**Provided records**
===

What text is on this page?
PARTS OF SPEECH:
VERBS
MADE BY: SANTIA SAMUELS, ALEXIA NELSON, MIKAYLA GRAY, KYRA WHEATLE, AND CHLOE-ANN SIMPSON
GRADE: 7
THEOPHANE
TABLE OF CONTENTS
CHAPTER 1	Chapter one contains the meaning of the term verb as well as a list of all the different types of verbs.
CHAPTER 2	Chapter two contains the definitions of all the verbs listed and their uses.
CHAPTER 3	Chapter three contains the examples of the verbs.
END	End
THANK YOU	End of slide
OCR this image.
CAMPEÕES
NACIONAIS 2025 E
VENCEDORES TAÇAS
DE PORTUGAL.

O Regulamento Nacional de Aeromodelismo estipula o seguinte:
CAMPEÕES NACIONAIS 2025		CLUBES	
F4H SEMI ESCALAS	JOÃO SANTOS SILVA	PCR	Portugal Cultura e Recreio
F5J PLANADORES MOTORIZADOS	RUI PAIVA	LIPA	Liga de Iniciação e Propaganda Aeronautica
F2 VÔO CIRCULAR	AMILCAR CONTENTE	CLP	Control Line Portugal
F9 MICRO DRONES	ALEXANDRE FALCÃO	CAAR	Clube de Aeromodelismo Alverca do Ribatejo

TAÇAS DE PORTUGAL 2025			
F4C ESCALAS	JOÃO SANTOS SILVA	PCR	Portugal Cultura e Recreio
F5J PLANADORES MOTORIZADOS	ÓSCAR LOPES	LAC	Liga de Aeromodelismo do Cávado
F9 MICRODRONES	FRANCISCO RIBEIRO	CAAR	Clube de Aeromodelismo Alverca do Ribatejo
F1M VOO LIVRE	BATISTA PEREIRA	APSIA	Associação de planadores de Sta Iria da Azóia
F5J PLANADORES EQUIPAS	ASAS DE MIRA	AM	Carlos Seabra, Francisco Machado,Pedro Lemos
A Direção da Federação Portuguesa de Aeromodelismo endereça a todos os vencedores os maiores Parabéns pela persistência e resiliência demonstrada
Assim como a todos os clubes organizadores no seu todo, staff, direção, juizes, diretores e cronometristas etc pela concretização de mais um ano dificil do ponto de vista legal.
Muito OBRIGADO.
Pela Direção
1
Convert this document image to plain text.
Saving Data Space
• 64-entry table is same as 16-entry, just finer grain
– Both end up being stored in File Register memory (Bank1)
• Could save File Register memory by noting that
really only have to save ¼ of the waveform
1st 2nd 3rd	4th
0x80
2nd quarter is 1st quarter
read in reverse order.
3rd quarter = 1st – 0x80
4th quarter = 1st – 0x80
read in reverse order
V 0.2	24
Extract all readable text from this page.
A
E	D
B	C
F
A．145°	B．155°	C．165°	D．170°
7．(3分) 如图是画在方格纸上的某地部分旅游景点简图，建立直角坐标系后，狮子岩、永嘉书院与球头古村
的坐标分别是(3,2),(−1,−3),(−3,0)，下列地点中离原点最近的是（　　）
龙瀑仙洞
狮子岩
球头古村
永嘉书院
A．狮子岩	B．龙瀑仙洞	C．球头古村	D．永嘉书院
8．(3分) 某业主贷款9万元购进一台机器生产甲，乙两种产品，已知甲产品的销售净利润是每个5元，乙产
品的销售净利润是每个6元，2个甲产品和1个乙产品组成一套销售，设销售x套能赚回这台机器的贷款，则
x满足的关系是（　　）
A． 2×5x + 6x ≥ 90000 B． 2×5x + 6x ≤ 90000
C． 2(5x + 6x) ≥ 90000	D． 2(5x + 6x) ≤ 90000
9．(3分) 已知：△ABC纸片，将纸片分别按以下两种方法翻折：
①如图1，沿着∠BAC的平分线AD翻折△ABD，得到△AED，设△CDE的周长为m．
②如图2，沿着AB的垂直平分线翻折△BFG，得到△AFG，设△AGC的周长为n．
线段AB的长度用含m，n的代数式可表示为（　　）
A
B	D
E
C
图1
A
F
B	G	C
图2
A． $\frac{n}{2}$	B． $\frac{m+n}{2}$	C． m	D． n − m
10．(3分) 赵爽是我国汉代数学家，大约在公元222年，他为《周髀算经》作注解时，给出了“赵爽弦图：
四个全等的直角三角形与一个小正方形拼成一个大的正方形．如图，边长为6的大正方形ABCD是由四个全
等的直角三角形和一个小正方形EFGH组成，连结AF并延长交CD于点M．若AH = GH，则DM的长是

===

**Given task**
Copy every line exactly. Leave nothing out.

**Reply**
What text is on this page?
PARTS OF SPEECH:
VERBS
MADE BY: SANTIA SAMUELS, ALEXIA NELSON, MIKAYLA GRAY, KYRA WHEATLE, AND CHLOE-ANN SIMPSON
GRADE: 7
THEOPHANE
TABLE OF CONTENTS
CHAPTER 1	Chapter one contains the meaning of the term verb as well as a list of all the different types of verbs.
CHAPTER 2	Chapter two contains the definitions of all the verbs listed and their uses.
CHAPTER 3	Chapter three contains the examples of the verbs.
END	End
THANK YOU	End of slide
OCR this image.
CAMPEÕES
NACIONAIS 2025 E
VENCEDORES TAÇAS
DE PORTUGAL.

O Regulamento Nacional de Aeromodelismo estipula o seguinte:
CAMPEÕES NACIONAIS 2025		CLUBES	
F4H SEMI ESCALAS	JOÃO SANTOS SILVA	PCR	Portugal Cultura e Recreio
F5J PLANADORES MOTORIZADOS	RUI PAIVA	LIPA	Liga de Iniciação e Propaganda Aeronautica
F2 VÔO CIRCULAR	AMILCAR CONTENTE	CLP	Control Line Portugal
F9 MICRO DRONES	ALEXANDRE FALCÃO	CAAR	Clube de Aeromodelismo Alverca do Ribatejo

TAÇAS DE PORTUGAL 2025			
F4C ESCALAS	JOÃO SANTOS SILVA	PCR	Portugal Cultura e Recreio
F5J PLANADORES MOTORIZADOS	ÓSCAR LOPES	LAC	Liga de Aeromodelismo do Cávado
F9 MICRODRONES	FRANCISCO RIBEIRO	CAAR	Clube de Aeromodelismo Alverca do Ribatejo
F1M VOO LIVRE	BATISTA PEREIRA	APSIA	Associação de planadores de Sta Iria da Azóia
F5J PLANADORES EQUIPAS	ASAS DE MIRA	AM	Carlos Seabra, Francisco Machado,Pedro Lemos
A Direção da Federação Portuguesa de Aeromodelismo endereça a todos os vencedores os maiores Parabéns pela persistência e resiliência demonstrada
Assim como a todos os clubes organizadores no seu todo, staff, direção, juizes, diretores e cronometristas etc pela concretização de mais um ano dificil do ponto de vista legal.
Muito OBRIGADO.
Pela Direção
1
Convert this document image to plain text.
Saving Data Space
• 64-entry table is same as 16-entry, just finer grain
– Both end up being stored in File Register memory (Bank1)
• Could save File Register memory by noting that
really only have to save ¼ of the waveform
1st 2nd 3rd	4th
0x80
2nd quarter is 1st quarter
read in reverse order.
3rd quarter = 1st – 0x80
4th quarter = 1st – 0x80
read in reverse order
V 0.2	24
Extract all readable text from this page.
A
E	D
B	C
F
A．145°	B．155°	C．165°	D．170°
7．(3分) 如图是画在方格纸上的某地部分旅游景点简图，建立直角坐标系后，狮子岩、永嘉书院与球头古村
的坐标分别是(3,2),(−1,−3),(−3,0)，下列地点中离原点最近的是（　　）
龙瀑仙洞
狮子岩
球头古村
永嘉书院
A．狮子岩	B．龙瀑仙洞	C．球头古村	D．永嘉书院
8．(3分) 某业主贷款9万元购进一台机器生产甲，乙两种产品，已知甲产品的销售净利润是每个5元，乙产
品的销售净利润是每个6元，2个甲产品和1个乙产品组成一套销售，设销售x套能赚回这台机器的贷款，则
x满足的关系是（　　）
A． 2×5x + 6x ≥ 90000 B． 2×5x + 6x ≤ 90000
C． 2(5x + 6x) ≥ 90000	D． 2(5x + 6x) ≤ 90000
9．(3分) 已知：△ABC纸片，将纸片分别按以下两种方法翻折：
①如图1，沿着∠BAC的平分线AD翻折△ABD，得到△AED，设△CDE的周长为m．
②如图2，沿着AB的垂直平分线翻折△BFG，得到△AFG，设△AGC的周长为n．
线段AB的长度用含m，n的代数式可表示为（　　）
A
B	D
E
C
图1
A
F
B	G	C
图2
A． $\frac{n}{2}$	B． $\frac{m+n}{2}$	C． m	D． n − m
10．(3分) 赵爽是我国汉代数学家，大约在公元222年，他为《周髀算经》作注解时，给出了“赵爽弦图：
四个全等的直角三角形与一个小正方形拼成一个大的正方形．如图，边长为6的大正方形ABCD是由四个全
等的直角三角形和一个小正方形EFGH组成，连结AF并延长交CD于点M．若AH = GH，则DM的长是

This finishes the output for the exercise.